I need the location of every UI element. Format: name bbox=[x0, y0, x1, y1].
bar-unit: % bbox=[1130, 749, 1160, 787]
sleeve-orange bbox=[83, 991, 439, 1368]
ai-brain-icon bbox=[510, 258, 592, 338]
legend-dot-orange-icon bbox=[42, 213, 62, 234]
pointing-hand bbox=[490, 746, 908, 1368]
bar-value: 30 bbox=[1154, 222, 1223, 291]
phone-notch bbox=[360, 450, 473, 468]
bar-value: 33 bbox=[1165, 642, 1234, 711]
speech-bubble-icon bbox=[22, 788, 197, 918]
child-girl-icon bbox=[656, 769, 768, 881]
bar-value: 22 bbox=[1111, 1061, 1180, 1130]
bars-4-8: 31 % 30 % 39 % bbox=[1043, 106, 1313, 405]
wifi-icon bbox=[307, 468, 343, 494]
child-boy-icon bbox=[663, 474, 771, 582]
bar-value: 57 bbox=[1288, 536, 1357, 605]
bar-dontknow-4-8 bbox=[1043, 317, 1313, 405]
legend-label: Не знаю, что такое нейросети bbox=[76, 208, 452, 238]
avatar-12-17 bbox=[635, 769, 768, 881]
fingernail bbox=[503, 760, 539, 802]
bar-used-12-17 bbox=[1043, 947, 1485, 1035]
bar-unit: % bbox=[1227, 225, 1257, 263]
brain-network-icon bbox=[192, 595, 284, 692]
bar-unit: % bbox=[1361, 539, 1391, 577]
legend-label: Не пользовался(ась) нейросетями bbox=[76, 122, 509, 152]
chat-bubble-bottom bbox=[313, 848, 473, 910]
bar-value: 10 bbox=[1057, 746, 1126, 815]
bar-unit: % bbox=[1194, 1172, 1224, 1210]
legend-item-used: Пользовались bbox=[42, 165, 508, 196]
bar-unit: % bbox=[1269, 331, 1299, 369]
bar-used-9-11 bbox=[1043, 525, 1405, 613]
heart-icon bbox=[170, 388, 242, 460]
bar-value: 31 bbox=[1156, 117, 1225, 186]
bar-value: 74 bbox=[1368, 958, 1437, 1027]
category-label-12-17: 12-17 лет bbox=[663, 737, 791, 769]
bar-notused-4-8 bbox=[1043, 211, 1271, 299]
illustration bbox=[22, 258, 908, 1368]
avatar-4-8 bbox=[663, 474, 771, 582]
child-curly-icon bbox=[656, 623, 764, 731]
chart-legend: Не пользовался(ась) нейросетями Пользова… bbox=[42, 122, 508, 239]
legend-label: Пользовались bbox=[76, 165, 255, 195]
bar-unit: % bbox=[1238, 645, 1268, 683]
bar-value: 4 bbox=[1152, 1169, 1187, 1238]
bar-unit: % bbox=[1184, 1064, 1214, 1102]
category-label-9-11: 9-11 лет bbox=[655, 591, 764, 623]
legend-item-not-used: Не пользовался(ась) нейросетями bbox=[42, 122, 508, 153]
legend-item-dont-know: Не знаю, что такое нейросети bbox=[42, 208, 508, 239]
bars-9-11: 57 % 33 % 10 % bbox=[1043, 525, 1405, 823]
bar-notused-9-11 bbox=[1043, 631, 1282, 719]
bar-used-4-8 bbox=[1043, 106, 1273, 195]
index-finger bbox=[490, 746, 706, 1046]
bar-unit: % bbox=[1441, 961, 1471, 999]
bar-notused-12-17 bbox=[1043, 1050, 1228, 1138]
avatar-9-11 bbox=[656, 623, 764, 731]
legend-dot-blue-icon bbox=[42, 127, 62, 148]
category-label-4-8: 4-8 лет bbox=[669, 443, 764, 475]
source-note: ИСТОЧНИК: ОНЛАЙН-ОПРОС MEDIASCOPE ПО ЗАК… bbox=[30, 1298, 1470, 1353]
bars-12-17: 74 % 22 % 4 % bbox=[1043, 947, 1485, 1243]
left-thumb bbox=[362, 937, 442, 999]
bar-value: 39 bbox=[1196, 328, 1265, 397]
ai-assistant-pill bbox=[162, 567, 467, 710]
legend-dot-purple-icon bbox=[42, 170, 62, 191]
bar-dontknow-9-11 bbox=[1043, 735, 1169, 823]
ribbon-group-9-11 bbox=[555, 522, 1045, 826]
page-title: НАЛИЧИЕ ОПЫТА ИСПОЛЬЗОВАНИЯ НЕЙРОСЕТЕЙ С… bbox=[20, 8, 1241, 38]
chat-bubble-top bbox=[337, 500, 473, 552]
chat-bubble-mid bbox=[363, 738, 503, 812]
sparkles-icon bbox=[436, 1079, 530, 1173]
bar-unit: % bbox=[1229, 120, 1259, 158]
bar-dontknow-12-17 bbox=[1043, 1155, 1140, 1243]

◆ ◆ ◆

EXERCISE
Format the entries as a Markdown table with the columns Row and Entry, covering everything from the start of the entries through the line that contains "bar-dontknow-4-8 bbox=[1043, 317, 1313, 405]", both ends included. Number each line in Row and leave out blank lines.

RESPONSE
| Row | Entry |
|---|---|
| 1 | I need the location of every UI element. Format: name bbox=[x0, y0, x1, y1]. |
| 2 | bar-unit: % bbox=[1130, 749, 1160, 787] |
| 3 | sleeve-orange bbox=[83, 991, 439, 1368] |
| 4 | ai-brain-icon bbox=[510, 258, 592, 338] |
| 5 | legend-dot-orange-icon bbox=[42, 213, 62, 234] |
| 6 | pointing-hand bbox=[490, 746, 908, 1368] |
| 7 | bar-value: 30 bbox=[1154, 222, 1223, 291] |
| 8 | phone-notch bbox=[360, 450, 473, 468] |
| 9 | bar-value: 33 bbox=[1165, 642, 1234, 711] |
| 10 | speech-bubble-icon bbox=[22, 788, 197, 918] |
| 11 | child-girl-icon bbox=[656, 769, 768, 881] |
| 12 | bar-value: 22 bbox=[1111, 1061, 1180, 1130] |
| 13 | bars-4-8: 31 % 30 % 39 % bbox=[1043, 106, 1313, 405] |
| 14 | wifi-icon bbox=[307, 468, 343, 494] |
| 15 | child-boy-icon bbox=[663, 474, 771, 582] |
| 16 | bar-value: 57 bbox=[1288, 536, 1357, 605] |
| 17 | bar-dontknow-4-8 bbox=[1043, 317, 1313, 405] |